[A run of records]

________________________

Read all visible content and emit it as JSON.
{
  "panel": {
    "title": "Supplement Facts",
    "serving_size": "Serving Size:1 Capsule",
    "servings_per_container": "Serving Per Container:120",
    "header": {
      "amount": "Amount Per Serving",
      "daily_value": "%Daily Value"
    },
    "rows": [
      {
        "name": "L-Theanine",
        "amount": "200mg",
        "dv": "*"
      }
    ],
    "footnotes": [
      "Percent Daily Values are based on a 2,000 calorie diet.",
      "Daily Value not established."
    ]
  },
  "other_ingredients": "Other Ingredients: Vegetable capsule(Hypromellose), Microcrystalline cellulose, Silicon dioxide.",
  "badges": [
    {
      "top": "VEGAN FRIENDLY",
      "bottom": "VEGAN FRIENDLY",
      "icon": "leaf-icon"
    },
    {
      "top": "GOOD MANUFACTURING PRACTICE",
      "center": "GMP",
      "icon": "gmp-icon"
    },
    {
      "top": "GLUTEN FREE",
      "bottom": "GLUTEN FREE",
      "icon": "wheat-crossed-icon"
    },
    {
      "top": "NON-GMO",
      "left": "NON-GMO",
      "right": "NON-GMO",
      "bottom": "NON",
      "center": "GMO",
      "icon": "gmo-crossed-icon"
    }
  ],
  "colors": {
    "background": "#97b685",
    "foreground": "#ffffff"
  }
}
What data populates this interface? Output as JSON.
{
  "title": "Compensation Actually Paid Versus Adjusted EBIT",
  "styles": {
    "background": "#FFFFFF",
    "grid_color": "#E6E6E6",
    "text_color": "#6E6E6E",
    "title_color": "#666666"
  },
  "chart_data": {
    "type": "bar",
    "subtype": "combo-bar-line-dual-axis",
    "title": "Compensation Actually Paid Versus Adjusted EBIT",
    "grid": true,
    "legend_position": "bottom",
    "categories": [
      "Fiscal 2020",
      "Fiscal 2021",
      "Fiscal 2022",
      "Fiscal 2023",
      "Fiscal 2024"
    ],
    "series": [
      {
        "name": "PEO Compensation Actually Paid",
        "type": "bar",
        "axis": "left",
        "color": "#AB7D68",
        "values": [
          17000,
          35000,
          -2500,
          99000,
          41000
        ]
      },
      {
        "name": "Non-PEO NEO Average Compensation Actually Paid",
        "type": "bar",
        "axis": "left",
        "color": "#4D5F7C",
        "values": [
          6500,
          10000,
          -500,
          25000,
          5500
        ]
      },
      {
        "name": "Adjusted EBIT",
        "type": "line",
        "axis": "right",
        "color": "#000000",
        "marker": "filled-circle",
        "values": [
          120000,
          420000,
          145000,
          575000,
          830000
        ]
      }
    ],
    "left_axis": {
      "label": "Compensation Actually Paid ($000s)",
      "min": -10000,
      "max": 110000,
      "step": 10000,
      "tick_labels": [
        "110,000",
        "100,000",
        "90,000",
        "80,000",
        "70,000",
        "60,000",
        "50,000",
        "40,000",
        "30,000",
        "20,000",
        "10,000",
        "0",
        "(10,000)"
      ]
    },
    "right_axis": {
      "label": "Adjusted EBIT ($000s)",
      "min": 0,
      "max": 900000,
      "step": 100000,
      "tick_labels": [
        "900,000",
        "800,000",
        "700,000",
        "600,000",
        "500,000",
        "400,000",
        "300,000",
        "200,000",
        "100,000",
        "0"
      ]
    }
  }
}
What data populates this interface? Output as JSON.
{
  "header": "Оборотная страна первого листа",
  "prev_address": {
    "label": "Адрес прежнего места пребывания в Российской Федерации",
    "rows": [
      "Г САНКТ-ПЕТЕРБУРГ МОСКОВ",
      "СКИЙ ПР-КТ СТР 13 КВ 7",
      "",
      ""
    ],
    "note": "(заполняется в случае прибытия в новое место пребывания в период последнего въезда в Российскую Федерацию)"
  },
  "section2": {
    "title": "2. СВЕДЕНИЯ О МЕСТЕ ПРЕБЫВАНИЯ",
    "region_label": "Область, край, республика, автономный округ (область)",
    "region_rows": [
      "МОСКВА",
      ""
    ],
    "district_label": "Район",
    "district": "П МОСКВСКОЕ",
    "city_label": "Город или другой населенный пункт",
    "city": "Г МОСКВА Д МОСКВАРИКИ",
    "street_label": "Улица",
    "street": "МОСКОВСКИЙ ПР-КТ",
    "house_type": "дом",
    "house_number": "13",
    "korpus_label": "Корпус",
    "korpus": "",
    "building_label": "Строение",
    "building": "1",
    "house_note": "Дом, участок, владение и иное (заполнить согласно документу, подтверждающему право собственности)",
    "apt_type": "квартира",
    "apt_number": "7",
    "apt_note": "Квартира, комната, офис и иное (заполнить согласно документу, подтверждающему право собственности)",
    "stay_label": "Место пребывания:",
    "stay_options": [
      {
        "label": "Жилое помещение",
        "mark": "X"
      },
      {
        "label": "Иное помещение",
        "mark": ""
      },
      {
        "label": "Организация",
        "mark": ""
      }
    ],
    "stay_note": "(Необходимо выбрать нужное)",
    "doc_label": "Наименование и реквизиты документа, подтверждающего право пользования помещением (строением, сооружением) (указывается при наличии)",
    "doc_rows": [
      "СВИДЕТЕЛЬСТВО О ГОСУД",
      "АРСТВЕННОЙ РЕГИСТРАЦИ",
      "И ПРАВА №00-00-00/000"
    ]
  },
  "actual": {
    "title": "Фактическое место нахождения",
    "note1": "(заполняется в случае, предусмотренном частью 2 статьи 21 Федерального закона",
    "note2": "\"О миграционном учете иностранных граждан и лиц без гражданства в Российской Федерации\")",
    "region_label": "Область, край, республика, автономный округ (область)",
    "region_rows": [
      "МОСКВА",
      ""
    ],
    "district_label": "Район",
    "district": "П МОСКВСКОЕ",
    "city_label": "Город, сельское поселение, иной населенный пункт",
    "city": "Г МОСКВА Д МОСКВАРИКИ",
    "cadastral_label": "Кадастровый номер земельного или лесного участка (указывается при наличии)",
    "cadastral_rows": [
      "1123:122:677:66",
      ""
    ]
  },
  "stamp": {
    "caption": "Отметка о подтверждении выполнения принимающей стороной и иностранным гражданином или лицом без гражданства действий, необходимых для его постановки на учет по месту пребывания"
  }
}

________________________

● Aim of the task:
Output the listing above without altering a single character.

● Task output:
Read all visible content and emit it as JSON.
{
  "panel": {
    "title": "Supplement Facts",
    "serving_size": "Serving Size:1 Capsule",
    "servings_per_container": "Serving Per Container:120",
    "header": {
      "amount": "Amount Per Serving",
      "daily_value": "%Daily Value"
    },
    "rows": [
      {
        "name": "L-Theanine",
        "amount": "200mg",
        "dv": "*"
      }
    ],
    "footnotes": [
      "Percent Daily Values are based on a 2,000 calorie diet.",
      "Daily Value not established."
    ]
  },
  "other_ingredients": "Other Ingredients: Vegetable capsule(Hypromellose), Microcrystalline cellulose, Silicon dioxide.",
  "badges": [
    {
      "top": "VEGAN FRIENDLY",
      "bottom": "VEGAN FRIENDLY",
      "icon": "leaf-icon"
    },
    {
      "top": "GOOD MANUFACTURING PRACTICE",
      "center": "GMP",
      "icon": "gmp-icon"
    },
    {
      "top": "GLUTEN FREE",
      "bottom": "GLUTEN FREE",
      "icon": "wheat-crossed-icon"
    },
    {
      "top": "NON-GMO",
      "left": "NON-GMO",
      "right": "NON-GMO",
      "bottom": "NON",
      "center": "GMO",
      "icon": "gmo-crossed-icon"
    }
  ],
  "colors": {
    "background": "#97b685",
    "foreground": "#ffffff"
  }
}
What data populates this interface? Output as JSON.
{
  "title": "Compensation Actually Paid Versus Adjusted EBIT",
  "styles": {
    "background": "#FFFFFF",
    "grid_color": "#E6E6E6",
    "text_color": "#6E6E6E",
    "title_color": "#666666"
  },
  "chart_data": {
    "type": "bar",
    "subtype": "combo-bar-line-dual-axis",
    "title": "Compensation Actually Paid Versus Adjusted EBIT",
    "grid": true,
    "legend_position": "bottom",
    "categories": [
      "Fiscal 2020",
      "Fiscal 2021",
      "Fiscal 2022",
      "Fiscal 2023",
      "Fiscal 2024"
    ],
    "series": [
      {
        "name": "PEO Compensation Actually Paid",
        "type": "bar",
        "axis": "left",
        "color": "#AB7D68",
        "values": [
          17000,
          35000,
          -2500,
          99000,
          41000
        ]
      },
      {
        "name": "Non-PEO NEO Average Compensation Actually Paid",
        "type": "bar",
        "axis": "left",
        "color": "#4D5F7C",
        "values": [
          6500,
          10000,
          -500,
          25000,
          5500
        ]
      },
      {
        "name": "Adjusted EBIT",
        "type": "line",
        "axis": "right",
        "color": "#000000",
        "marker": "filled-circle",
        "values": [
          120000,
          420000,
          145000,
          575000,
          830000
        ]
      }
    ],
    "left_axis": {
      "label": "Compensation Actually Paid ($000s)",
      "min": -10000,
      "max": 110000,
      "step": 10000,
      "tick_labels": [
        "110,000",
        "100,000",
        "90,000",
        "80,000",
        "70,000",
        "60,000",
        "50,000",
        "40,000",
        "30,000",
        "20,000",
        "10,000",
        "0",
        "(10,000)"
      ]
    },
    "right_axis": {
      "label": "Adjusted EBIT ($000s)",
      "min": 0,
      "max": 900000,
      "step": 100000,
      "tick_labels": [
        "900,000",
        "800,000",
        "700,000",
        "600,000",
        "500,000",
        "400,000",
        "300,000",
        "200,000",
        "100,000",
        "0"
      ]
    }
  }
}
What data populates this interface? Output as JSON.
{
  "header": "Оборотная страна первого листа",
  "prev_address": {
    "label": "Адрес прежнего места пребывания в Российской Федерации",
    "rows": [
      "Г САНКТ-ПЕТЕРБУРГ МОСКОВ",
      "СКИЙ ПР-КТ СТР 13 КВ 7",
      "",
      ""
    ],
    "note": "(заполняется в случае прибытия в новое место пребывания в период последнего въезда в Российскую Федерацию)"
  },
  "section2": {
    "title": "2. СВЕДЕНИЯ О МЕСТЕ ПРЕБЫВАНИЯ",
    "region_label": "Область, край, республика, автономный округ (область)",
    "region_rows": [
      "МОСКВА",
      ""
    ],
    "district_label": "Район",
    "district": "П МОСКВСКОЕ",
    "city_label": "Город или другой населенный пункт",
    "city": "Г МОСКВА Д МОСКВАРИКИ",
    "street_label": "Улица",
    "street": "МОСКОВСКИЙ ПР-КТ",
    "house_type": "дом",
    "house_number": "13",
    "korpus_label": "Корпус",
    "korpus": "",
    "building_label": "Строение",
    "building": "1",
    "house_note": "Дом, участок, владение и иное (заполнить согласно документу, подтверждающему право собственности)",
    "apt_type": "квартира",
    "apt_number": "7",
    "apt_note": "Квартира, комната, офис и иное (заполнить согласно документу, подтверждающему право собственности)",
    "stay_label": "Место пребывания:",
    "stay_options": [
      {
        "label": "Жилое помещение",
        "mark": "X"
      },
      {
        "label": "Иное помещение",
        "mark": ""
      },
      {
        "label": "Организация",
        "mark": ""
      }
    ],
    "stay_note": "(Необходимо выбрать нужное)",
    "doc_label": "Наименование и реквизиты документа, подтверждающего право пользования помещением (строением, сооружением) (указывается при наличии)",
    "doc_rows": [
      "СВИДЕТЕЛЬСТВО О ГОСУД",
      "АРСТВЕННОЙ РЕГИСТРАЦИ",
      "И ПРАВА №00-00-00/000"
    ]
  },
  "actual": {
    "title": "Фактическое место нахождения",
    "note1": "(заполняется в случае, предусмотренном частью 2 статьи 21 Федерального закона",
    "note2": "\"О миграционном учете иностранных граждан и лиц без гражданства в Российской Федерации\")",
    "region_label": "Область, край, республика, автономный округ (область)",
    "region_rows": [
      "МОСКВА",
      ""
    ],
    "district_label": "Район",
    "district": "П МОСКВСКОЕ",
    "city_label": "Город, сельское поселение, иной населенный пункт",
    "city": "Г МОСКВА Д МОСКВАРИКИ",
    "cadastral_label": "Кадастровый номер земельного или лесного участка (указывается при наличии)",
    "cadastral_rows": [
      "1123:122:677:66",
      ""
    ]
  },
  "stamp": {
    "caption": "Отметка о подтверждении выполнения принимающей стороной и иностранным гражданином или лицом без гражданства действий, необходимых для его постановки на учет по месту пребывания"
  }
}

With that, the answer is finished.